━━━━━ THE INPUT

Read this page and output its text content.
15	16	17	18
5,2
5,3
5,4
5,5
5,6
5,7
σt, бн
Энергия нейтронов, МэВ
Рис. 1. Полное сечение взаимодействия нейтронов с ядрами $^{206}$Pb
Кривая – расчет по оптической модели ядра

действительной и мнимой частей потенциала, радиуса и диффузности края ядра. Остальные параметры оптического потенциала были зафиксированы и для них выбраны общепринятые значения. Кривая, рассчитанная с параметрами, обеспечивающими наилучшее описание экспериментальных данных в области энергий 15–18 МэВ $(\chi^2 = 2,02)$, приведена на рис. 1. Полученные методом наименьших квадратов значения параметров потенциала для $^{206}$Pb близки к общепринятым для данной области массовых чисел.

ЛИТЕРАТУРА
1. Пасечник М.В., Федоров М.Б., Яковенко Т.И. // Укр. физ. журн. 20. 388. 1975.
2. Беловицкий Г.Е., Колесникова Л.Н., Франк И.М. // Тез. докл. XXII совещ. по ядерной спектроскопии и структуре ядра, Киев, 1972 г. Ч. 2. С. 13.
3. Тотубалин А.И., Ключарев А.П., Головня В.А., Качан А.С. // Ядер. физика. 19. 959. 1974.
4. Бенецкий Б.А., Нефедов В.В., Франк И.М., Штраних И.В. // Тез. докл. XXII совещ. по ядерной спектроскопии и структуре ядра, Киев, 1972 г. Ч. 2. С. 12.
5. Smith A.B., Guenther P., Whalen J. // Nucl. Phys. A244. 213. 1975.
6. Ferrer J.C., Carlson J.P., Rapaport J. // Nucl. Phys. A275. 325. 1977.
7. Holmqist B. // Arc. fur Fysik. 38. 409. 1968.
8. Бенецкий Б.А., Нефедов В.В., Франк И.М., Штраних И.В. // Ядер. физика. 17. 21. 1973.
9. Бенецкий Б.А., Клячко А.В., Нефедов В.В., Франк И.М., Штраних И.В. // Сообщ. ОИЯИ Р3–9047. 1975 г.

━━━━━━━━━━

• **YOUR TASK**
Copy out every line of the data above, exactly as given.

• **TASK RESPONSE**
Read this page and output its text content.
15	16	17	18
5,2
5,3
5,4
5,5
5,6
5,7
σt, бн
Энергия нейтронов, МэВ
Рис. 1. Полное сечение взаимодействия нейтронов с ядрами $^{206}$Pb
Кривая – расчет по оптической модели ядра

действительной и мнимой частей потенциала, радиуса и диффузности края ядра. Остальные параметры оптического потенциала были зафиксированы и для них выбраны общепринятые значения. Кривая, рассчитанная с параметрами, обеспечивающими наилучшее описание экспериментальных данных в области энергий 15–18 МэВ $(\chi^2 = 2,02)$, приведена на рис. 1. Полученные методом наименьших квадратов значения параметров потенциала для $^{206}$Pb близки к общепринятым для данной области массовых чисел.

ЛИТЕРАТУРА
1. Пасечник М.В., Федоров М.Б., Яковенко Т.И. // Укр. физ. журн. 20. 388. 1975.
2. Беловицкий Г.Е., Колесникова Л.Н., Франк И.М. // Тез. докл. XXII совещ. по ядерной спектроскопии и структуре ядра, Киев, 1972 г. Ч. 2. С. 13.
3. Тотубалин А.И., Ключарев А.П., Головня В.А., Качан А.С. // Ядер. физика. 19. 959. 1974.
4. Бенецкий Б.А., Нефедов В.В., Франк И.М., Штраних И.В. // Тез. докл. XXII совещ. по ядерной спектроскопии и структуре ядра, Киев, 1972 г. Ч. 2. С. 12.
5. Smith A.B., Guenther P., Whalen J. // Nucl. Phys. A244. 213. 1975.
6. Ferrer J.C., Carlson J.P., Rapaport J. // Nucl. Phys. A275. 325. 1977.
7. Holmqist B. // Arc. fur Fysik. 38. 409. 1968.
8. Бенецкий Б.А., Нефедов В.В., Франк И.М., Штраних И.В. // Ядер. физика. 17. 21. 1973.
9. Бенецкий Б.А., Клячко А.В., Нефедов В.В., Франк И.М., Штраних И.В. // Сообщ. ОИЯИ Р3–9047. 1975 г.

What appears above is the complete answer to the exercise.